[Data provided start]

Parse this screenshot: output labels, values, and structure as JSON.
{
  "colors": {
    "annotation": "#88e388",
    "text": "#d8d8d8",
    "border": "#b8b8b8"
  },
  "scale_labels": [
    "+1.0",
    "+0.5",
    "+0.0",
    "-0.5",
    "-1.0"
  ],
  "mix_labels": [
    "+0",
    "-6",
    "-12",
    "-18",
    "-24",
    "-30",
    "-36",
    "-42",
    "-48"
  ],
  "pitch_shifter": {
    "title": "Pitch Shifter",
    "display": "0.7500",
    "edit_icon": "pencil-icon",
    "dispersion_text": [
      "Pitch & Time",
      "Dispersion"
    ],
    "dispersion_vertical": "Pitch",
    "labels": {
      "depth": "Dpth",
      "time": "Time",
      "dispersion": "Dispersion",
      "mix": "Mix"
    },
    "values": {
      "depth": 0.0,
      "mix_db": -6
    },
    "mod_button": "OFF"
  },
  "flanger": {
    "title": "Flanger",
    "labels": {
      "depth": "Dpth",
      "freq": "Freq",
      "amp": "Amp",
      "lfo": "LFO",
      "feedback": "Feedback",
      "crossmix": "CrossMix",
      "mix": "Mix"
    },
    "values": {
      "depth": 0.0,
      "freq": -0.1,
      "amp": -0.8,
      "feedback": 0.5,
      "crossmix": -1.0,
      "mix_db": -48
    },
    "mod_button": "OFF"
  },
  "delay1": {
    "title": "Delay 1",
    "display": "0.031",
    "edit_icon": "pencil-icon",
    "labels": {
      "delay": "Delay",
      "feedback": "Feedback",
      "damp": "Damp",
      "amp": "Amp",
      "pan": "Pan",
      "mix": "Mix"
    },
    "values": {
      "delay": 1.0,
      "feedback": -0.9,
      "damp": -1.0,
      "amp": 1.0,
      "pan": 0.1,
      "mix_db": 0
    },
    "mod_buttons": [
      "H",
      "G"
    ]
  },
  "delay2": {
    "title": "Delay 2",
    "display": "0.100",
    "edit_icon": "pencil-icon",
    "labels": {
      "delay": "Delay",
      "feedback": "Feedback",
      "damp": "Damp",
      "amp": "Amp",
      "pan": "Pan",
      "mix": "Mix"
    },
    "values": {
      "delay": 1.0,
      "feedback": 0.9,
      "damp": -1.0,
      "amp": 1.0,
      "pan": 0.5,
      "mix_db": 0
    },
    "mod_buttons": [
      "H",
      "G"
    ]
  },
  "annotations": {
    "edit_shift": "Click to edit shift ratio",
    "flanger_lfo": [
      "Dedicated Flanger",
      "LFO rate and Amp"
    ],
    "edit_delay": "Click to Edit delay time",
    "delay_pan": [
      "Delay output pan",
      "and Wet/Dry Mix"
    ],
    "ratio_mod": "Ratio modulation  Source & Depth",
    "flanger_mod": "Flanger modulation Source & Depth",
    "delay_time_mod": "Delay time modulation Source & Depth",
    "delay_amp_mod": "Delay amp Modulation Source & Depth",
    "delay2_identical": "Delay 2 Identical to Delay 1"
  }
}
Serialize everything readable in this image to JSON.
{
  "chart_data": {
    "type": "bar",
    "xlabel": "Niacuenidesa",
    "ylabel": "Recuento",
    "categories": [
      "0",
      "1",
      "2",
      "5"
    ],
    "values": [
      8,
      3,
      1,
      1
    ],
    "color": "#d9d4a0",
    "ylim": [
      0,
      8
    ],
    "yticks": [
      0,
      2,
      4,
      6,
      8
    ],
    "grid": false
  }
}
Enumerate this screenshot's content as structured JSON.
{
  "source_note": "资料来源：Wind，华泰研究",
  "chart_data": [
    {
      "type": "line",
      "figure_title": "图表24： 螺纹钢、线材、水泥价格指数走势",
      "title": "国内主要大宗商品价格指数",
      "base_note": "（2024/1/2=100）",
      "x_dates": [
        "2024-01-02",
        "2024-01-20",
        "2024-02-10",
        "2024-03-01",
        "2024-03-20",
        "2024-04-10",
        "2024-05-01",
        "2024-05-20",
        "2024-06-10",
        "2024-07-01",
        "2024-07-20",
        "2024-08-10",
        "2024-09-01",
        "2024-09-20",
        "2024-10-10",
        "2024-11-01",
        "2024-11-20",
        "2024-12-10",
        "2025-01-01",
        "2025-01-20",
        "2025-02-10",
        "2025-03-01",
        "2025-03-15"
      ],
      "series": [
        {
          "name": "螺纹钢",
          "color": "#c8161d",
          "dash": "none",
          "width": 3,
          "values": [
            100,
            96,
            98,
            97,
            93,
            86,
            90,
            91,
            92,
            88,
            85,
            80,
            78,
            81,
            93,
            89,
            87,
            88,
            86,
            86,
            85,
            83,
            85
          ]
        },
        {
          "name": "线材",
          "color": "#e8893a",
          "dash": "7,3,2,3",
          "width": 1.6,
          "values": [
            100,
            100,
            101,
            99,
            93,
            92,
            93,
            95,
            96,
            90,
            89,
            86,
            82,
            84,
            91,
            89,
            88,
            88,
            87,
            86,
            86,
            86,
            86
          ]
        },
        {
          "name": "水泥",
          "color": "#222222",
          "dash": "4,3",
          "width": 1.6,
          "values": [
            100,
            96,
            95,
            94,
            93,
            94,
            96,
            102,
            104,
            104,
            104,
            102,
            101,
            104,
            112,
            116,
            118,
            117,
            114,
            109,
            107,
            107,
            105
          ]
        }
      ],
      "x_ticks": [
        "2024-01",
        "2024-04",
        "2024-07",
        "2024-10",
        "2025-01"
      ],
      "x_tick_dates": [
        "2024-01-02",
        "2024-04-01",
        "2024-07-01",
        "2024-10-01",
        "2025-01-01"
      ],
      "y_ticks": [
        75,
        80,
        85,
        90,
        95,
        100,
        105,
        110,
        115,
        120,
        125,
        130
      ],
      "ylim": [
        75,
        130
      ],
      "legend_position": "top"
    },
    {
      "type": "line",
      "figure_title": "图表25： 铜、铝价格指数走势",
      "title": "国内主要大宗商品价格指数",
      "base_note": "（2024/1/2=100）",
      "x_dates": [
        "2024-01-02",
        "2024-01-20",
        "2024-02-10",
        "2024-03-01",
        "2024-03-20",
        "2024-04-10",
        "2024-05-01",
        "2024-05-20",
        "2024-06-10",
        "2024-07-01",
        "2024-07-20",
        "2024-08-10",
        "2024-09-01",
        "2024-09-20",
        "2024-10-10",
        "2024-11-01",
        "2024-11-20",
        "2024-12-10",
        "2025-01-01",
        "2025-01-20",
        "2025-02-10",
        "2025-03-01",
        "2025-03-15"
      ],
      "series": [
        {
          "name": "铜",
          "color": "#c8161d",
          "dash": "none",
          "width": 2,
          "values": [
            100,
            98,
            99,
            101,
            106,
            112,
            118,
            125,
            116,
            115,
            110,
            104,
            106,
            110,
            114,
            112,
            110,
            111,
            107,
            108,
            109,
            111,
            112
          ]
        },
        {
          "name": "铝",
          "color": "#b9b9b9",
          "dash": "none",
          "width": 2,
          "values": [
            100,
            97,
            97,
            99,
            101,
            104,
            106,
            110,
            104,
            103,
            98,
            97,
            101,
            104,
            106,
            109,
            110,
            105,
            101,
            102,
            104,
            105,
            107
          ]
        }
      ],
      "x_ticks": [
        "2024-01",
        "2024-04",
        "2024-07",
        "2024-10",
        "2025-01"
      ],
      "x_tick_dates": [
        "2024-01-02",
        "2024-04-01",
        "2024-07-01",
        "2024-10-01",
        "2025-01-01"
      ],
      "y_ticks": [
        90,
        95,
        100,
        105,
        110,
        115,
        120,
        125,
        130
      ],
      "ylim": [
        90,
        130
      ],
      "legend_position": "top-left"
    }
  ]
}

[Data provided end]

= What to work on =
All of the data above should be transcribed exactly.

= Reply =
Parse this screenshot: output labels, values, and structure as JSON.
{
  "colors": {
    "annotation": "#88e388",
    "text": "#d8d8d8",
    "border": "#b8b8b8"
  },
  "scale_labels": [
    "+1.0",
    "+0.5",
    "+0.0",
    "-0.5",
    "-1.0"
  ],
  "mix_labels": [
    "+0",
    "-6",
    "-12",
    "-18",
    "-24",
    "-30",
    "-36",
    "-42",
    "-48"
  ],
  "pitch_shifter": {
    "title": "Pitch Shifter",
    "display": "0.7500",
    "edit_icon": "pencil-icon",
    "dispersion_text": [
      "Pitch & Time",
      "Dispersion"
    ],
    "dispersion_vertical": "Pitch",
    "labels": {
      "depth": "Dpth",
      "time": "Time",
      "dispersion": "Dispersion",
      "mix": "Mix"
    },
    "values": {
      "depth": 0.0,
      "mix_db": -6
    },
    "mod_button": "OFF"
  },
  "flanger": {
    "title": "Flanger",
    "labels": {
      "depth": "Dpth",
      "freq": "Freq",
      "amp": "Amp",
      "lfo": "LFO",
      "feedback": "Feedback",
      "crossmix": "CrossMix",
      "mix": "Mix"
    },
    "values": {
      "depth": 0.0,
      "freq": -0.1,
      "amp": -0.8,
      "feedback": 0.5,
      "crossmix": -1.0,
      "mix_db": -48
    },
    "mod_button": "OFF"
  },
  "delay1": {
    "title": "Delay 1",
    "display": "0.031",
    "edit_icon": "pencil-icon",
    "labels": {
      "delay": "Delay",
      "feedback": "Feedback",
      "damp": "Damp",
      "amp": "Amp",
      "pan": "Pan",
      "mix": "Mix"
    },
    "values": {
      "delay": 1.0,
      "feedback": -0.9,
      "damp": -1.0,
      "amp": 1.0,
      "pan": 0.1,
      "mix_db": 0
    },
    "mod_buttons": [
      "H",
      "G"
    ]
  },
  "delay2": {
    "title": "Delay 2",
    "display": "0.100",
    "edit_icon": "pencil-icon",
    "labels": {
      "delay": "Delay",
      "feedback": "Feedback",
      "damp": "Damp",
      "amp": "Amp",
      "pan": "Pan",
      "mix": "Mix"
    },
    "values": {
      "delay": 1.0,
      "feedback": 0.9,
      "damp": -1.0,
      "amp": 1.0,
      "pan": 0.5,
      "mix_db": 0
    },
    "mod_buttons": [
      "H",
      "G"
    ]
  },
  "annotations": {
    "edit_shift": "Click to edit shift ratio",
    "flanger_lfo": [
      "Dedicated Flanger",
      "LFO rate and Amp"
    ],
    "edit_delay": "Click to Edit delay time",
    "delay_pan": [
      "Delay output pan",
      "and Wet/Dry Mix"
    ],
    "ratio_mod": "Ratio modulation  Source & Depth",
    "flanger_mod": "Flanger modulation Source & Depth",
    "delay_time_mod": "Delay time modulation Source & Depth",
    "delay_amp_mod": "Delay amp Modulation Source & Depth",
    "delay2_identical": "Delay 2 Identical to Delay 1"
  }
}
Serialize everything readable in this image to JSON.
{
  "chart_data": {
    "type": "bar",
    "xlabel": "Niacuenidesa",
    "ylabel": "Recuento",
    "categories": [
      "0",
      "1",
      "2",
      "5"
    ],
    "values": [
      8,
      3,
      1,
      1
    ],
    "color": "#d9d4a0",
    "ylim": [
      0,
      8
    ],
    "yticks": [
      0,
      2,
      4,
      6,
      8
    ],
    "grid": false
  }
}
Enumerate this screenshot's content as structured JSON.
{
  "source_note": "资料来源：Wind，华泰研究",
  "chart_data": [
    {
      "type": "line",
      "figure_title": "图表24： 螺纹钢、线材、水泥价格指数走势",
      "title": "国内主要大宗商品价格指数",
      "base_note": "（2024/1/2=100）",
      "x_dates": [
        "2024-01-02",
        "2024-01-20",
        "2024-02-10",
        "2024-03-01",
        "2024-03-20",
        "2024-04-10",
        "2024-05-01",
        "2024-05-20",
        "2024-06-10",
        "2024-07-01",
        "2024-07-20",
        "2024-08-10",
        "2024-09-01",
        "2024-09-20",
        "2024-10-10",
        "2024-11-01",
        "2024-11-20",
        "2024-12-10",
        "2025-01-01",
        "2025-01-20",
        "2025-02-10",
        "2025-03-01",
        "2025-03-15"
      ],
      "series": [
        {
          "name": "螺纹钢",
          "color": "#c8161d",
          "dash": "none",
          "width": 3,
          "values": [
            100,
            96,
            98,
            97,
            93,
            86,
            90,
            91,
            92,
            88,
            85,
            80,
            78,
            81,
            93,
            89,
            87,
            88,
            86,
            86,
            85,
            83,
            85
          ]
        },
        {
          "name": "线材",
          "color": "#e8893a",
          "dash": "7,3,2,3",
          "width": 1.6,
          "values": [
            100,
            100,
            101,
            99,
            93,
            92,
            93,
            95,
            96,
            90,
            89,
            86,
            82,
            84,
            91,
            89,
            88,
            88,
            87,
            86,
            86,
            86,
            86
          ]
        },
        {
          "name": "水泥",
          "color": "#222222",
          "dash": "4,3",
          "width": 1.6,
          "values": [
            100,
            96,
            95,
            94,
            93,
            94,
            96,
            102,
            104,
            104,
            104,
            102,
            101,
            104,
            112,
            116,
            118,
            117,
            114,
            109,
            107,
            107,
            105
          ]
        }
      ],
      "x_ticks": [
        "2024-01",
        "2024-04",
        "2024-07",
        "2024-10",
        "2025-01"
      ],
      "x_tick_dates": [
        "2024-01-02",
        "2024-04-01",
        "2024-07-01",
        "2024-10-01",
        "2025-01-01"
      ],
      "y_ticks": [
        75,
        80,
        85,
        90,
        95,
        100,
        105,
        110,
        115,
        120,
        125,
        130
      ],
      "ylim": [
        75,
        130
      ],
      "legend_position": "top"
    },
    {
      "type": "line",
      "figure_title": "图表25： 铜、铝价格指数走势",
      "title": "国内主要大宗商品价格指数",
      "base_note": "（2024/1/2=100）",
      "x_dates": [
        "2024-01-02",
        "2024-01-20",
        "2024-02-10",
        "2024-03-01",
        "2024-03-20",
        "2024-04-10",
        "2024-05-01",
        "2024-05-20",
        "2024-06-10",
        "2024-07-01",
        "2024-07-20",
        "2024-08-10",
        "2024-09-01",
        "2024-09-20",
        "2024-10-10",
        "2024-11-01",
        "2024-11-20",
        "2024-12-10",
        "2025-01-01",
        "2025-01-20",
        "2025-02-10",
        "2025-03-01",
        "2025-03-15"
      ],
      "series": [
        {
          "name": "铜",
          "color": "#c8161d",
          "dash": "none",
          "width": 2,
          "values": [
            100,
            98,
            99,
            101,
            106,
            112,
            118,
            125,
            116,
            115,
            110,
            104,
            106,
            110,
            114,
            112,
            110,
            111,
            107,
            108,
            109,
            111,
            112
          ]
        },
        {
          "name": "铝",
          "color": "#b9b9b9",
          "dash": "none",
          "width": 2,
          "values": [
            100,
            97,
            97,
            99,
            101,
            104,
            106,
            110,
            104,
            103,
            98,
            97,
            101,
            104,
            106,
            109,
            110,
            105,
            101,
            102,
            104,
            105,
            107
          ]
        }
      ],
      "x_ticks": [
        "2024-01",
        "2024-04",
        "2024-07",
        "2024-10",
        "2025-01"
      ],
      "x_tick_dates": [
        "2024-01-02",
        "2024-04-01",
        "2024-07-01",
        "2024-10-01",
        "2025-01-01"
      ],
      "y_ticks": [
        90,
        95,
        100,
        105,
        110,
        115,
        120,
        125,
        130
      ],
      "ylim": [
        90,
        130
      ],
      "legend_position": "top-left"
    }
  ]
}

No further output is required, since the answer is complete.